Dataset entries:
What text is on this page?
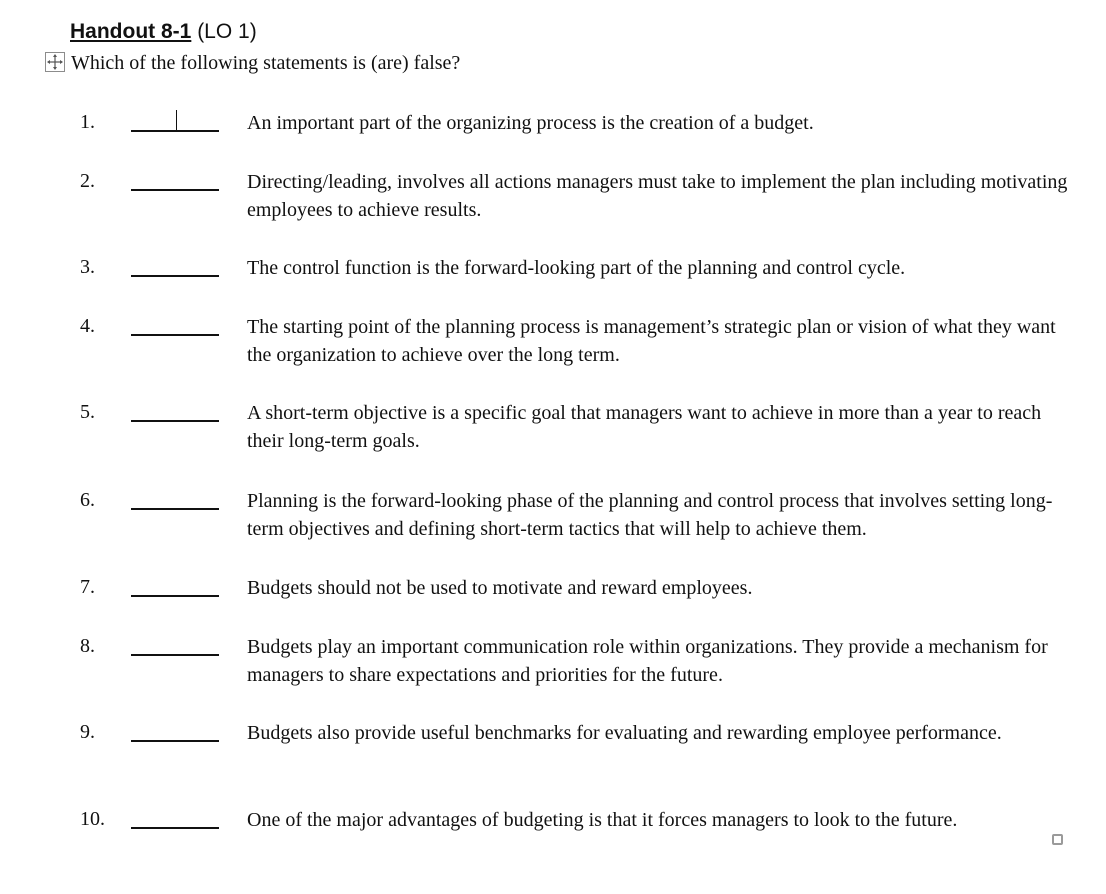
Handout 8-1 (LO 1)
Which of the following statements is (are) false?
1.	An important part of the organizing process is the creation of a budget.
2.	Directing/leading, involves all actions managers must take to implement the plan including motivating employees to achieve results.
3.	The control function is the forward-looking part of the planning and control cycle.
4.	The starting point of the planning process is management’s strategic plan or vision of what they want the organization to achieve over the long term.
5.	A short-term objective is a specific goal that managers want to achieve in more than a year to reach their long-term goals.
6.	Planning is the forward-looking phase of the planning and control process that involves setting long-term objectives and defining short-term tactics that will help to achieve them.
7.	Budgets should not be used to motivate and reward employees.
8.	Budgets play an important communication role within organizations. They provide a mechanism for managers to share expectations and priorities for the future.
9.	Budgets also provide useful benchmarks for evaluating and rewarding employee performance.
10.	One of the major advantages of budgeting is that it forces managers to look to the future.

THE EXERCISE :: Leave out all images, then reproduce the entries above exactly.

RESULT FOR THIS TASK ::
What text is on this page?
Handout 8-1 (LO 1)
Which of the following statements is (are) false?
1.	An important part of the organizing process is the creation of a budget.
2.	Directing/leading, involves all actions managers must take to implement the plan including motivating employees to achieve results.
3.	The control function is the forward-looking part of the planning and control cycle.
4.	The starting point of the planning process is management’s strategic plan or vision of what they want the organization to achieve over the long term.
5.	A short-term objective is a specific goal that managers want to achieve in more than a year to reach their long-term goals.
6.	Planning is the forward-looking phase of the planning and control process that involves setting long-term objectives and defining short-term tactics that will help to achieve them.
7.	Budgets should not be used to motivate and reward employees.
8.	Budgets play an important communication role within organizations. They provide a mechanism for managers to share expectations and priorities for the future.
9.	Budgets also provide useful benchmarks for evaluating and rewarding employee performance.
10.	One of the major advantages of budgeting is that it forces managers to look to the future.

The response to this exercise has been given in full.